**Exercise requirements**
Reproduce the following lines word for word.

(Rows from a layout dataset)

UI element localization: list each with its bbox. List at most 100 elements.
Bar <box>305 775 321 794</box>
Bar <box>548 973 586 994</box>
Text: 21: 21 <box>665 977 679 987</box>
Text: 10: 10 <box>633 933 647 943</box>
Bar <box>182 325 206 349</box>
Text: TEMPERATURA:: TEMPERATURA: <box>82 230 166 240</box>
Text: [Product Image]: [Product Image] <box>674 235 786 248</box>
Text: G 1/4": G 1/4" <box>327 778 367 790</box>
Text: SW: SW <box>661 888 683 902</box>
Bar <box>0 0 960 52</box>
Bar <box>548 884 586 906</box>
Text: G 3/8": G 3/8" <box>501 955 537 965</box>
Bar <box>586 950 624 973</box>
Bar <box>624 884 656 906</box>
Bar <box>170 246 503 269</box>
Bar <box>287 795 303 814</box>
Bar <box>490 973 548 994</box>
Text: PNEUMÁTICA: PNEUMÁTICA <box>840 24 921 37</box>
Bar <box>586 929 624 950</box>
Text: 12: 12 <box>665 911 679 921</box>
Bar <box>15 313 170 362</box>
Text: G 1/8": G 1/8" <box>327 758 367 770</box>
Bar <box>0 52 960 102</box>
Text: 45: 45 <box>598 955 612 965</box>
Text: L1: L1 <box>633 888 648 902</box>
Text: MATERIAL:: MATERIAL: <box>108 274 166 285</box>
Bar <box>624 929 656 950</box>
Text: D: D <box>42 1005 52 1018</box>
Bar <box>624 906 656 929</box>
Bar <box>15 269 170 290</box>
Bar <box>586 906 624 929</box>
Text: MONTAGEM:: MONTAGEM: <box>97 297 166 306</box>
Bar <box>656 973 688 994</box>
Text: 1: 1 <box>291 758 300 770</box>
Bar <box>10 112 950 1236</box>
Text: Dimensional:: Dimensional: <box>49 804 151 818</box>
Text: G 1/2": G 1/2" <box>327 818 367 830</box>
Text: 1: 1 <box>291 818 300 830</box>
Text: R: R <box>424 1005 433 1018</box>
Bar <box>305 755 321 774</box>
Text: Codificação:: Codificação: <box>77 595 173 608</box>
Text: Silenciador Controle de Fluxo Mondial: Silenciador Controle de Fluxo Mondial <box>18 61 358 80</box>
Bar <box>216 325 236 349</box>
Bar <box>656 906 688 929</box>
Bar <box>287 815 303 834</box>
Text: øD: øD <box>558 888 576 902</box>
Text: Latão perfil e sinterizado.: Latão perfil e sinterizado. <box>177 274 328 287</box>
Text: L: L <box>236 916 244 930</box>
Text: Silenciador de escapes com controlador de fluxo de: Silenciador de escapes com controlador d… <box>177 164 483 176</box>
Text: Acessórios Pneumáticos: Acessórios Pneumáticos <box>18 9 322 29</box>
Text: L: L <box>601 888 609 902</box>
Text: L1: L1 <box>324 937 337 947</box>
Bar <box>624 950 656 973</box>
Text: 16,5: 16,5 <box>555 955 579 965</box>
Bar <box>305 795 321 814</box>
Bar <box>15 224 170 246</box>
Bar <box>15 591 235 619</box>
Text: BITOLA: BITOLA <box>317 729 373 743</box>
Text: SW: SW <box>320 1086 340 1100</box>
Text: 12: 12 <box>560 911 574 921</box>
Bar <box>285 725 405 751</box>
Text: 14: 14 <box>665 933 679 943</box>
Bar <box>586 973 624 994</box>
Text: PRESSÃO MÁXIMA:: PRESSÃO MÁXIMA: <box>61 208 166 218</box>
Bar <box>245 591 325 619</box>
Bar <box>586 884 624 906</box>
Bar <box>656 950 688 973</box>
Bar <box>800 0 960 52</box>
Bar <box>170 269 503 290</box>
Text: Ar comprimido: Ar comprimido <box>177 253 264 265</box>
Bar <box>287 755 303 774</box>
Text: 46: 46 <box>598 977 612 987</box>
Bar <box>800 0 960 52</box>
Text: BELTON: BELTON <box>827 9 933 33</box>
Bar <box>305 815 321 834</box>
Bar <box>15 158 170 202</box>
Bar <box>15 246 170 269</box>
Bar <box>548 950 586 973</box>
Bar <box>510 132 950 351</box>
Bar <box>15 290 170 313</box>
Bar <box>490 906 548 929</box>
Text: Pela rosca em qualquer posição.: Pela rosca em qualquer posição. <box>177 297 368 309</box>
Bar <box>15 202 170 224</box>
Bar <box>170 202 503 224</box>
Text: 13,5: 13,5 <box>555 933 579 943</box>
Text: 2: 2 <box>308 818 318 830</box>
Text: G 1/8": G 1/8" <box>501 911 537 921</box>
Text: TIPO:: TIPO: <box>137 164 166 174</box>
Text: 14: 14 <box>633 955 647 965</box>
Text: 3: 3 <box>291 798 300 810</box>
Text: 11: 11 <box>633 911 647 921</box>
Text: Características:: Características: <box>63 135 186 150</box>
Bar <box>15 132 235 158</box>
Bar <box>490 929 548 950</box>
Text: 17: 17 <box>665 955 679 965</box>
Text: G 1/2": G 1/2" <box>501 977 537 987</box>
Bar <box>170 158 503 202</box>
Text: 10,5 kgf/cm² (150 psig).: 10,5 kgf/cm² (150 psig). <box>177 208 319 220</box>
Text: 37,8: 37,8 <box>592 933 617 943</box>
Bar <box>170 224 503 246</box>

**Output for this task**
UI element localization: list each with its bbox. List at most 100 elements.
Bar <box>305 775 321 794</box>
Bar <box>548 973 586 994</box>
Text: 21: 21 <box>665 977 679 987</box>
Text: 10: 10 <box>633 933 647 943</box>
Bar <box>182 325 206 349</box>
Text: TEMPERATURA:: TEMPERATURA: <box>82 230 166 240</box>
Text: [Product Image]: [Product Image] <box>674 235 786 248</box>
Text: G 1/4": G 1/4" <box>327 778 367 790</box>
Text: SW: SW <box>661 888 683 902</box>
Bar <box>0 0 960 52</box>
Bar <box>548 884 586 906</box>
Text: G 3/8": G 3/8" <box>501 955 537 965</box>
Bar <box>586 950 624 973</box>
Bar <box>624 884 656 906</box>
Bar <box>170 246 503 269</box>
Bar <box>287 795 303 814</box>
Bar <box>490 973 548 994</box>
Text: PNEUMÁTICA: PNEUMÁTICA <box>840 24 921 37</box>
Bar <box>586 929 624 950</box>
Text: 12: 12 <box>665 911 679 921</box>
Bar <box>15 313 170 362</box>
Text: G 1/8": G 1/8" <box>327 758 367 770</box>
Bar <box>0 52 960 102</box>
Text: 45: 45 <box>598 955 612 965</box>
Text: L1: L1 <box>633 888 648 902</box>
Text: MATERIAL:: MATERIAL: <box>108 274 166 285</box>
Bar <box>624 929 656 950</box>
Text: D: D <box>42 1005 52 1018</box>
Bar <box>624 906 656 929</box>
Bar <box>15 269 170 290</box>
Bar <box>586 906 624 929</box>
Text: MONTAGEM:: MONTAGEM: <box>97 297 166 306</box>
Bar <box>656 973 688 994</box>
Text: 1: 1 <box>291 758 300 770</box>
Bar <box>10 112 950 1236</box>
Text: Dimensional:: Dimensional: <box>49 804 151 818</box>
Text: G 1/2": G 1/2" <box>327 818 367 830</box>
Text: 1: 1 <box>291 818 300 830</box>
Text: R: R <box>424 1005 433 1018</box>
Bar <box>305 755 321 774</box>
Text: Codificação:: Codificação: <box>77 595 173 608</box>
Text: Silenciador Controle de Fluxo Mondial: Silenciador Controle de Fluxo Mondial <box>18 61 358 80</box>
Bar <box>216 325 236 349</box>
Bar <box>656 906 688 929</box>
Bar <box>287 815 303 834</box>
Text: øD: øD <box>558 888 576 902</box>
Text: Latão perfil e sinterizado.: Latão perfil e sinterizado. <box>177 274 328 287</box>
Text: L: L <box>236 916 244 930</box>
Text: Silenciador de escapes com controlador de fluxo de: Silenciador de escapes com controlador d… <box>177 164 483 176</box>
Text: Acessórios Pneumáticos: Acessórios Pneumáticos <box>18 9 322 29</box>
Text: L: L <box>601 888 609 902</box>
Text: L1: L1 <box>324 937 337 947</box>
Bar <box>624 950 656 973</box>
Text: 16,5: 16,5 <box>555 955 579 965</box>
Bar <box>305 795 321 814</box>
Bar <box>15 224 170 246</box>
Bar <box>15 591 235 619</box>
Text: BITOLA: BITOLA <box>317 729 373 743</box>
Text: SW: SW <box>320 1086 340 1100</box>
Text: 12: 12 <box>560 911 574 921</box>
Bar <box>285 725 405 751</box>
Text: 14: 14 <box>665 933 679 943</box>
Bar <box>586 973 624 994</box>
Text: PRESSÃO MÁXIMA:: PRESSÃO MÁXIMA: <box>61 208 166 218</box>
Bar <box>245 591 325 619</box>
Bar <box>586 884 624 906</box>
Bar <box>656 950 688 973</box>
Bar <box>800 0 960 52</box>
Bar <box>170 269 503 290</box>
Text: Ar comprimido: Ar comprimido <box>177 253 264 265</box>
Bar <box>287 755 303 774</box>
Text: 46: 46 <box>598 977 612 987</box>
Bar <box>800 0 960 52</box>
Text: BELTON: BELTON <box>827 9 933 33</box>
Bar <box>305 815 321 834</box>
Bar <box>15 158 170 202</box>
Bar <box>15 246 170 269</box>
Bar <box>548 950 586 973</box>
Bar <box>510 132 950 351</box>
Bar <box>15 290 170 313</box>
Bar <box>490 906 548 929</box>
Text: Pela rosca em qualquer posição.: Pela rosca em qualquer posição. <box>177 297 368 309</box>
Bar <box>15 202 170 224</box>
Bar <box>170 202 503 224</box>
Text: 13,5: 13,5 <box>555 933 579 943</box>
Text: 2: 2 <box>308 818 318 830</box>
Text: G 1/8": G 1/8" <box>501 911 537 921</box>
Text: TIPO:: TIPO: <box>137 164 166 174</box>
Text: 14: 14 <box>633 955 647 965</box>
Text: 3: 3 <box>291 798 300 810</box>
Text: 11: 11 <box>633 911 647 921</box>
Text: Características:: Características: <box>63 135 186 150</box>
Bar <box>15 132 235 158</box>
Bar <box>490 929 548 950</box>
Text: 17: 17 <box>665 955 679 965</box>
Text: G 1/2": G 1/2" <box>501 977 537 987</box>
Bar <box>170 158 503 202</box>
Text: 10,5 kgf/cm² (150 psig).: 10,5 kgf/cm² (150 psig). <box>177 208 319 220</box>
Text: 37,8: 37,8 <box>592 933 617 943</box>
Bar <box>170 224 503 246</box>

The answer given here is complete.